TO DO: Below are the records; pull every line that includes "抛物线的标准方程".

DATASET ENTRIES:
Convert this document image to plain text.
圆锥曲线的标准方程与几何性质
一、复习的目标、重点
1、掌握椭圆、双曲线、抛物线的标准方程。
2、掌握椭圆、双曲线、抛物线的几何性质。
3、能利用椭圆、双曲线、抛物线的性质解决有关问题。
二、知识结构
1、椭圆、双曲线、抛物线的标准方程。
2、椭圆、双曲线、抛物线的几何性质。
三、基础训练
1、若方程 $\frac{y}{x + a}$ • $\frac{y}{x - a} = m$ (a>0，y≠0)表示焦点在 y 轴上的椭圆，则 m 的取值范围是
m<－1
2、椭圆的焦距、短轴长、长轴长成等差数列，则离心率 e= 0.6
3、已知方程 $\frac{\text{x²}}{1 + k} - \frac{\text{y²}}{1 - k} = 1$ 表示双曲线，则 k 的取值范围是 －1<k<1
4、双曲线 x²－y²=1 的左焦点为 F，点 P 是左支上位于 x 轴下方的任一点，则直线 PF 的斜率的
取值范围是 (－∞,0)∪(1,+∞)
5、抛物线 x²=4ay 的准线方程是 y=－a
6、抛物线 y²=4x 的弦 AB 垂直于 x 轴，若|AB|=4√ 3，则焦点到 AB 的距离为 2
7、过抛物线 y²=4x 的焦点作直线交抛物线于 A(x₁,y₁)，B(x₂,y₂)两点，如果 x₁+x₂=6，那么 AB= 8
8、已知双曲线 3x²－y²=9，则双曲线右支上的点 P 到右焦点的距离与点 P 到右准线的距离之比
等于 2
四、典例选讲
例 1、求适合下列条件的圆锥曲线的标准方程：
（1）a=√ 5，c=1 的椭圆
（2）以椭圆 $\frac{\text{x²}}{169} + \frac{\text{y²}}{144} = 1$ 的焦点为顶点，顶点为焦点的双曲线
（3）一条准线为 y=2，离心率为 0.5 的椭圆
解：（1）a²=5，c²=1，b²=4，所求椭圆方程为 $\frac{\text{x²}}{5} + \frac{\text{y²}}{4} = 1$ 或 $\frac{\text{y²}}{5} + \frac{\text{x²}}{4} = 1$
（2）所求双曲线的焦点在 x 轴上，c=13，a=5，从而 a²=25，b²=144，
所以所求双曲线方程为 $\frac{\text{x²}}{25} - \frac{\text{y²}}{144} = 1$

---

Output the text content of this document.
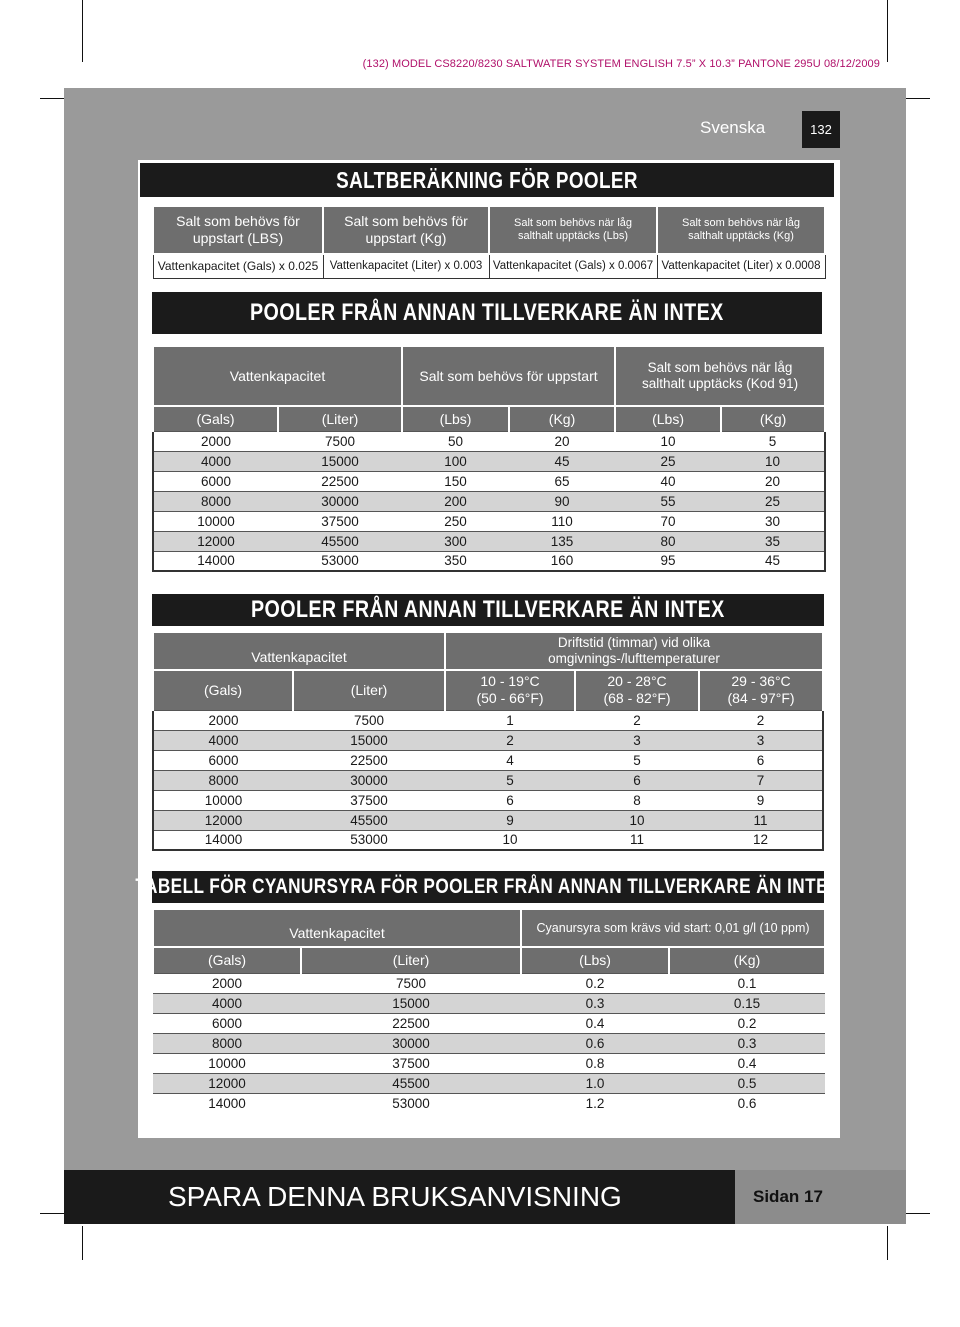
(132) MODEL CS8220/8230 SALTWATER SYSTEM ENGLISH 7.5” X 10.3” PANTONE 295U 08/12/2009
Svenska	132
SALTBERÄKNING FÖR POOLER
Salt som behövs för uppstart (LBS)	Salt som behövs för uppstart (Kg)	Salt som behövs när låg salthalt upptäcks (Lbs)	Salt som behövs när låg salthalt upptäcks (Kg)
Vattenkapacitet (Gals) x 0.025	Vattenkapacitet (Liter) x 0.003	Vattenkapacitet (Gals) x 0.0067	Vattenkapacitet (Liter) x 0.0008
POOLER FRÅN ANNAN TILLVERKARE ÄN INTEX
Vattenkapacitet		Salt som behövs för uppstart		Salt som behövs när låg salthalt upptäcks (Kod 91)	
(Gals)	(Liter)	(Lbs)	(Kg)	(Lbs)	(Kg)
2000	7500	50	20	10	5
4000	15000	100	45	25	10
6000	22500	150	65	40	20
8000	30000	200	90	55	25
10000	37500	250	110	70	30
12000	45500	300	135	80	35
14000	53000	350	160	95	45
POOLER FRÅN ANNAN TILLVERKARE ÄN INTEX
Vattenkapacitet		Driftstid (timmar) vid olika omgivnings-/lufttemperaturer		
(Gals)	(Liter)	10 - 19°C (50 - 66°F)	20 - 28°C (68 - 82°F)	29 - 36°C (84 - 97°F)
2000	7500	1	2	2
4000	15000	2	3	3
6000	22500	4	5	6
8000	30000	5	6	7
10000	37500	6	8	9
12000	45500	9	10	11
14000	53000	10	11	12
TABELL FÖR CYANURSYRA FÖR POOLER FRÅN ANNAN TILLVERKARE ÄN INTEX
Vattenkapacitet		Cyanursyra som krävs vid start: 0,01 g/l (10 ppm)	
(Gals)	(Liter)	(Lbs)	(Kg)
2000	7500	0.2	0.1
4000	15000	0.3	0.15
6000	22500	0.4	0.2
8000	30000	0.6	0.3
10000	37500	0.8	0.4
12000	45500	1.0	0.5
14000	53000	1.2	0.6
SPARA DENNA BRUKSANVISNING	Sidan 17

* * *

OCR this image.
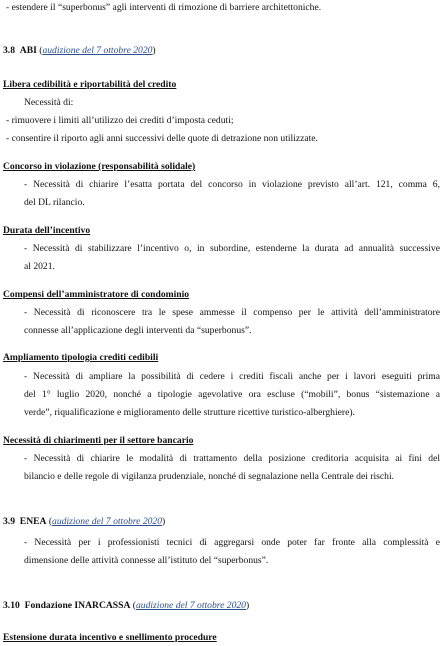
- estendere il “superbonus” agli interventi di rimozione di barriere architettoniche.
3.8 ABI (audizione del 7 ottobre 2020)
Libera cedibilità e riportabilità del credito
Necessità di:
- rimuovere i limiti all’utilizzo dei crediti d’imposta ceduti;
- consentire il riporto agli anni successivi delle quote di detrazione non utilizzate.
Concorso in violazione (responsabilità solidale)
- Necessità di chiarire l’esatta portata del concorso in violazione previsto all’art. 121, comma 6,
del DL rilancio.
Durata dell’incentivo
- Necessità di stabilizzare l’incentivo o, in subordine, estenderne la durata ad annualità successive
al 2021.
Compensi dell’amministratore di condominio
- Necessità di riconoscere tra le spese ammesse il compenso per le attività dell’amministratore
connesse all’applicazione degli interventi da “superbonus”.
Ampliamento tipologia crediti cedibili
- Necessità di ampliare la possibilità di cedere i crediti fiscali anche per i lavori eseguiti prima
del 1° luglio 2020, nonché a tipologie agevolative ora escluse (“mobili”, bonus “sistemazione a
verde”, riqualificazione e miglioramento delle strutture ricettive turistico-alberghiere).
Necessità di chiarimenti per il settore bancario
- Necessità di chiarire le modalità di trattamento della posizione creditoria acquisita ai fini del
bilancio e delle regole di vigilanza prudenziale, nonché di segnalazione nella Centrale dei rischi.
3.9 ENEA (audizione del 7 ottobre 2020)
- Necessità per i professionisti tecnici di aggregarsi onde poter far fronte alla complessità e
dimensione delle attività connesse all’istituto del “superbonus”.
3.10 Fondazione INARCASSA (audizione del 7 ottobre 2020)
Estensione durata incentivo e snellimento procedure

SOLUTION TO THIS EXERCISE:
1、掌握椭圆、双曲线、抛物线的标准方程。
1、椭圆、双曲线、抛物线的标准方程。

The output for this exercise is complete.